# What is needed:
Extract each line bearing the word "Inception".

┌──

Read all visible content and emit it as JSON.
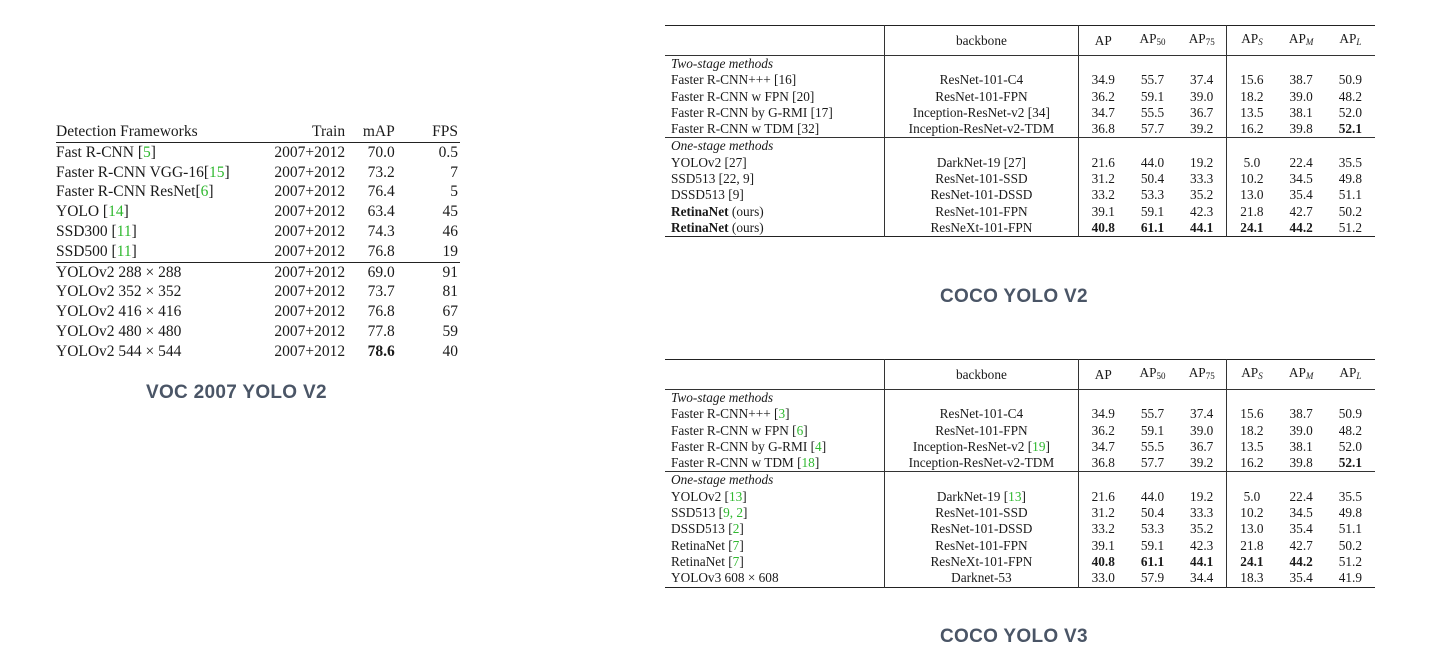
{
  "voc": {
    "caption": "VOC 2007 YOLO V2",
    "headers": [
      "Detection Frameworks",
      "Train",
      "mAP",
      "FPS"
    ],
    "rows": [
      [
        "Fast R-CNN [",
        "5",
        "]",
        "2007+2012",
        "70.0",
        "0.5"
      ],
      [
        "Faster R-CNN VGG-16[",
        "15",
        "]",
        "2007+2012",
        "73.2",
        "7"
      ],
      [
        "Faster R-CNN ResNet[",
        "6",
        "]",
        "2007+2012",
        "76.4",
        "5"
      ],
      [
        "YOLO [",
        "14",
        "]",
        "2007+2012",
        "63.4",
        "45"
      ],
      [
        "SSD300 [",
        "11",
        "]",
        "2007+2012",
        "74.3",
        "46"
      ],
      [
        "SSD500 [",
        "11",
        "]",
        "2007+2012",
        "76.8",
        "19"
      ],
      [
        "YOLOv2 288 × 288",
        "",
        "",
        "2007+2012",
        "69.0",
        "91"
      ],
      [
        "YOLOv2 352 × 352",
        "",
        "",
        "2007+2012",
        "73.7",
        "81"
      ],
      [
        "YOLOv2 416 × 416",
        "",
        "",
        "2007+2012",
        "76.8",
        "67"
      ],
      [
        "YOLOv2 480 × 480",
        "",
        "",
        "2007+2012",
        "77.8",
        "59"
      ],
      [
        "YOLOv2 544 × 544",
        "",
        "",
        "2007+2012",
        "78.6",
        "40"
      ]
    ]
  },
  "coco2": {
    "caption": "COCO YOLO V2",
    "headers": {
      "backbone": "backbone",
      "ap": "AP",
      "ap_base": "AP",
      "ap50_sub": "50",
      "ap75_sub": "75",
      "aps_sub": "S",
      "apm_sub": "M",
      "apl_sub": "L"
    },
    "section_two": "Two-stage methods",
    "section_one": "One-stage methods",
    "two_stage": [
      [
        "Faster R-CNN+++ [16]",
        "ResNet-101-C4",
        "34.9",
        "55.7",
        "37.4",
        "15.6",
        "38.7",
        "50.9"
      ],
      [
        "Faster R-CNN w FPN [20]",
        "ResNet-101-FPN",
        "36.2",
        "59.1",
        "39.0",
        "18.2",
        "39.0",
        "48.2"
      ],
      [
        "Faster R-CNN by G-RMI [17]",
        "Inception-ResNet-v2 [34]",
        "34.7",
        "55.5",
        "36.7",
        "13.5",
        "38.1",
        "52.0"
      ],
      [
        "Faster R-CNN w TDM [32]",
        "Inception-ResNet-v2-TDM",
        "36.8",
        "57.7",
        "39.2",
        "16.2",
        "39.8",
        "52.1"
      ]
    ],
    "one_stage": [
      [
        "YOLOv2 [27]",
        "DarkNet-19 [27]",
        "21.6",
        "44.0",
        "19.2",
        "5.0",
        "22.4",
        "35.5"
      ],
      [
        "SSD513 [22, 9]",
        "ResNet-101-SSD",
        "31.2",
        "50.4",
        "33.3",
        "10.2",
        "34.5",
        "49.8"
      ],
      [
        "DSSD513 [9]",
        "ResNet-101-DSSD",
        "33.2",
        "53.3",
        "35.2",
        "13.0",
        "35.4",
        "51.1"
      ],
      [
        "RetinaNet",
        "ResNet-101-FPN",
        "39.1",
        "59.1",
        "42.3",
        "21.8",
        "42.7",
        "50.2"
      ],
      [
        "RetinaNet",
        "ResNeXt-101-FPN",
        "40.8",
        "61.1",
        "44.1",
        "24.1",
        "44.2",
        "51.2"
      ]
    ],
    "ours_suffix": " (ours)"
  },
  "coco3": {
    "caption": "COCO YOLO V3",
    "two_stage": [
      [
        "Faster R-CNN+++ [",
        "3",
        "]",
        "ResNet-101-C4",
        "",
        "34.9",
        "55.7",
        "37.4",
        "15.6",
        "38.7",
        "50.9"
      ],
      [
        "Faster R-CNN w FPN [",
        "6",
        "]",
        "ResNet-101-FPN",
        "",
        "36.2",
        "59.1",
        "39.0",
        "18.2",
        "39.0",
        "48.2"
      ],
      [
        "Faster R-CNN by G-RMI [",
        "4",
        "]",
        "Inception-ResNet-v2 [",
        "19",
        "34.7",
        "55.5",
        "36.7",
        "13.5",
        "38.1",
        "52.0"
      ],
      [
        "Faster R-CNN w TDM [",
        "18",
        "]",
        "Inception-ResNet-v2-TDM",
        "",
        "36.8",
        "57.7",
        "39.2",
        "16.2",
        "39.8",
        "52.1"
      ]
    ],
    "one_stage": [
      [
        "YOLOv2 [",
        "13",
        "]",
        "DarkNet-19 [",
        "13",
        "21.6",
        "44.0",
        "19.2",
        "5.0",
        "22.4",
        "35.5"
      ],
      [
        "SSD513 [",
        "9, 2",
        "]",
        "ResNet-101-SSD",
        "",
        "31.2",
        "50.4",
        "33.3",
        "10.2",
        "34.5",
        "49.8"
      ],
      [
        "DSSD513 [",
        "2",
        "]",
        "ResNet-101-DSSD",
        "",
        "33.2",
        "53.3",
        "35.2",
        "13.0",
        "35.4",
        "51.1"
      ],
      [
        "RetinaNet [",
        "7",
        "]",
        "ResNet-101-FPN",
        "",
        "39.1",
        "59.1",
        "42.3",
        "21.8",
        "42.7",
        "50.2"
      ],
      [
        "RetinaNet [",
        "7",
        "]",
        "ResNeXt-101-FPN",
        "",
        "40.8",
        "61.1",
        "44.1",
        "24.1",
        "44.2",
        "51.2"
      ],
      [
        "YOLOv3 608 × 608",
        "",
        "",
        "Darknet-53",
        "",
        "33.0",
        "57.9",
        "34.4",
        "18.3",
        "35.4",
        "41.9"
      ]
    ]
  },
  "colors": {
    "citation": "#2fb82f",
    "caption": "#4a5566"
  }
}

└──

# Output:
        "Inception-ResNet-v2 [34]",
        "Inception-ResNet-v2-TDM",
        "Inception-ResNet-v2 [",
        "Inception-ResNet-v2-TDM",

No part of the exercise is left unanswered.